* Records:
** START **

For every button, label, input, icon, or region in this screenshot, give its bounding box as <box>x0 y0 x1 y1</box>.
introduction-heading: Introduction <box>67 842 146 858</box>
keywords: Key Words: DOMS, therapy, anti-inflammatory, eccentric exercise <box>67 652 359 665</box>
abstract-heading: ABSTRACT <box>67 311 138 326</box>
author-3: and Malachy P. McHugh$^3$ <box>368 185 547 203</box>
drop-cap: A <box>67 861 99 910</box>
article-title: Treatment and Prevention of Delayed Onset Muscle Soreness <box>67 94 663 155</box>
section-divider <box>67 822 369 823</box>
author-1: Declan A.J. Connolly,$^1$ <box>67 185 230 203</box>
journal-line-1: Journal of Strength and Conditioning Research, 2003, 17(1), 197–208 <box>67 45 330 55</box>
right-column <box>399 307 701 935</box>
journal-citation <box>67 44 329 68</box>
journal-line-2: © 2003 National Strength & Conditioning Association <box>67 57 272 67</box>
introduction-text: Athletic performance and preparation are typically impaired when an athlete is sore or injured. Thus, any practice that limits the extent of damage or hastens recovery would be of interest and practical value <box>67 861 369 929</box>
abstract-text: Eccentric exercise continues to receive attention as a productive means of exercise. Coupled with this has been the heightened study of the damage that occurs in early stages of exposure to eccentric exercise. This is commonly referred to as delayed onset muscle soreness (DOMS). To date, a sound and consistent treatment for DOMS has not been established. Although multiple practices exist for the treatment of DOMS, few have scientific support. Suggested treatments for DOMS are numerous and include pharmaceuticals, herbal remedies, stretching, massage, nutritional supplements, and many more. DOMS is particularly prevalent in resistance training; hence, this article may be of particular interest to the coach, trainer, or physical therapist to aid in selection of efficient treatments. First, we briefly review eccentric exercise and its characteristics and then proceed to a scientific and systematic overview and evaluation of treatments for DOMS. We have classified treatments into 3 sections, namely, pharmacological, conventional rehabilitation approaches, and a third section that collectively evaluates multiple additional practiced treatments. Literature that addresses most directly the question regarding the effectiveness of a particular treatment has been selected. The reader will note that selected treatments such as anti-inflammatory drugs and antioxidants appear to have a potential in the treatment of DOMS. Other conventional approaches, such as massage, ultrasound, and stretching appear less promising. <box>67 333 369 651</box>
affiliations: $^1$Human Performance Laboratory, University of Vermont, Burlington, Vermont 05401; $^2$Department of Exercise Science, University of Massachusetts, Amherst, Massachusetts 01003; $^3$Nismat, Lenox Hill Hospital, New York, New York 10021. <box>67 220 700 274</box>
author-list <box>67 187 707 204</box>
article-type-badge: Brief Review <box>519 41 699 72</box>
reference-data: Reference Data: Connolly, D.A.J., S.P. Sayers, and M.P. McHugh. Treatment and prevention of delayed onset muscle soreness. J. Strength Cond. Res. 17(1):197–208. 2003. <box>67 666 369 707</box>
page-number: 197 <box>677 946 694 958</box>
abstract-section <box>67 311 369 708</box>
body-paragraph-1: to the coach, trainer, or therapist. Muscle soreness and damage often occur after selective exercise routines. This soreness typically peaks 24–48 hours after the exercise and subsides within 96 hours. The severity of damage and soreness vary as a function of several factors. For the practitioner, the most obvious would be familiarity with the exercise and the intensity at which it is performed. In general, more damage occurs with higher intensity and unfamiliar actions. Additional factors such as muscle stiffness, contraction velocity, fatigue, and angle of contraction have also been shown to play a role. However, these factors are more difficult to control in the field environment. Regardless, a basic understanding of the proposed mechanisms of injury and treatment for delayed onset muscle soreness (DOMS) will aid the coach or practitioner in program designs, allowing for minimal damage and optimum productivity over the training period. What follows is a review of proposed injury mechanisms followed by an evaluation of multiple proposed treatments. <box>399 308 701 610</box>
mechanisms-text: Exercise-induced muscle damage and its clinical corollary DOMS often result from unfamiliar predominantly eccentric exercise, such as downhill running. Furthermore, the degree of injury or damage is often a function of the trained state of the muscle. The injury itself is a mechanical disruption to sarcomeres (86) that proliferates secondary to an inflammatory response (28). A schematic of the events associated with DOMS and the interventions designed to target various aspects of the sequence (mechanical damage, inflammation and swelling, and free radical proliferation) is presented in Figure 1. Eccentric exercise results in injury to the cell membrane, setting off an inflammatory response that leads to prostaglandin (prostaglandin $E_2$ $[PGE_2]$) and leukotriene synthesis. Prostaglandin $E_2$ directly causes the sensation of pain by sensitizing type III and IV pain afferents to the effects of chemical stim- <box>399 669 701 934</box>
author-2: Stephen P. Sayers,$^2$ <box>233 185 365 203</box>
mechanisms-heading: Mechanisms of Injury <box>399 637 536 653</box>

** END **

* Task details:
Please reproduce every line of the records above without changing anything.

* Final answer:
For every button, label, input, icon, or region in this screenshot, give its bounding box as <box>x0 y0 x1 y1</box>.
introduction-heading: Introduction <box>67 842 146 858</box>
keywords: Key Words: DOMS, therapy, anti-inflammatory, eccentric exercise <box>67 652 359 665</box>
abstract-heading: ABSTRACT <box>67 311 138 326</box>
author-3: and Malachy P. McHugh$^3$ <box>368 185 547 203</box>
drop-cap: A <box>67 861 99 910</box>
article-title: Treatment and Prevention of Delayed Onset Muscle Soreness <box>67 94 663 155</box>
section-divider <box>67 822 369 823</box>
author-1: Declan A.J. Connolly,$^1$ <box>67 185 230 203</box>
journal-line-1: Journal of Strength and Conditioning Research, 2003, 17(1), 197–208 <box>67 45 330 55</box>
right-column <box>399 307 701 935</box>
journal-citation <box>67 44 329 68</box>
journal-line-2: © 2003 National Strength & Conditioning Association <box>67 57 272 67</box>
introduction-text: Athletic performance and preparation are typically impaired when an athlete is sore or injured. Thus, any practice that limits the extent of damage or hastens recovery would be of interest and practical value <box>67 861 369 929</box>
abstract-text: Eccentric exercise continues to receive attention as a productive means of exercise. Coupled with this has been the heightened study of the damage that occurs in early stages of exposure to eccentric exercise. This is commonly referred to as delayed onset muscle soreness (DOMS). To date, a sound and consistent treatment for DOMS has not been established. Although multiple practices exist for the treatment of DOMS, few have scientific support. Suggested treatments for DOMS are numerous and include pharmaceuticals, herbal remedies, stretching, massage, nutritional supplements, and many more. DOMS is particularly prevalent in resistance training; hence, this article may be of particular interest to the coach, trainer, or physical therapist to aid in selection of efficient treatments. First, we briefly review eccentric exercise and its characteristics and then proceed to a scientific and systematic overview and evaluation of treatments for DOMS. We have classified treatments into 3 sections, namely, pharmacological, conventional rehabilitation approaches, and a third section that collectively evaluates multiple additional practiced treatments. Literature that addresses most directly the question regarding the effectiveness of a particular treatment has been selected. The reader will note that selected treatments such as anti-inflammatory drugs and antioxidants appear to have a potential in the treatment of DOMS. Other conventional approaches, such as massage, ultrasound, and stretching appear less promising. <box>67 333 369 651</box>
affiliations: $^1$Human Performance Laboratory, University of Vermont, Burlington, Vermont 05401; $^2$Department of Exercise Science, University of Massachusetts, Amherst, Massachusetts 01003; $^3$Nismat, Lenox Hill Hospital, New York, New York 10021. <box>67 220 700 274</box>
author-list <box>67 187 707 204</box>
article-type-badge: Brief Review <box>519 41 699 72</box>
reference-data: Reference Data: Connolly, D.A.J., S.P. Sayers, and M.P. McHugh. Treatment and prevention of delayed onset muscle soreness. J. Strength Cond. Res. 17(1):197–208. 2003. <box>67 666 369 707</box>
page-number: 197 <box>677 946 694 958</box>
abstract-section <box>67 311 369 708</box>
body-paragraph-1: to the coach, trainer, or therapist. Muscle soreness and damage often occur after selective exercise routines. This soreness typically peaks 24–48 hours after the exercise and subsides within 96 hours. The severity of damage and soreness vary as a function of several factors. For the practitioner, the most obvious would be familiarity with the exercise and the intensity at which it is performed. In general, more damage occurs with higher intensity and unfamiliar actions. Additional factors such as muscle stiffness, contraction velocity, fatigue, and angle of contraction have also been shown to play a role. However, these factors are more difficult to control in the field environment. Regardless, a basic understanding of the proposed mechanisms of injury and treatment for delayed onset muscle soreness (DOMS) will aid the coach or practitioner in program designs, allowing for minimal damage and optimum productivity over the training period. What follows is a review of proposed injury mechanisms followed by an evaluation of multiple proposed treatments. <box>399 308 701 610</box>
mechanisms-text: Exercise-induced muscle damage and its clinical corollary DOMS often result from unfamiliar predominantly eccentric exercise, such as downhill running. Furthermore, the degree of injury or damage is often a function of the trained state of the muscle. The injury itself is a mechanical disruption to sarcomeres (86) that proliferates secondary to an inflammatory response (28). A schematic of the events associated with DOMS and the interventions designed to target various aspects of the sequence (mechanical damage, inflammation and swelling, and free radical proliferation) is presented in Figure 1. Eccentric exercise results in injury to the cell membrane, setting off an inflammatory response that leads to prostaglandin (prostaglandin $E_2$ $[PGE_2]$) and leukotriene synthesis. Prostaglandin $E_2$ directly causes the sensation of pain by sensitizing type III and IV pain afferents to the effects of chemical stim- <box>399 669 701 934</box>
author-2: Stephen P. Sayers,$^2$ <box>233 185 365 203</box>
mechanisms-heading: Mechanisms of Injury <box>399 637 536 653</box>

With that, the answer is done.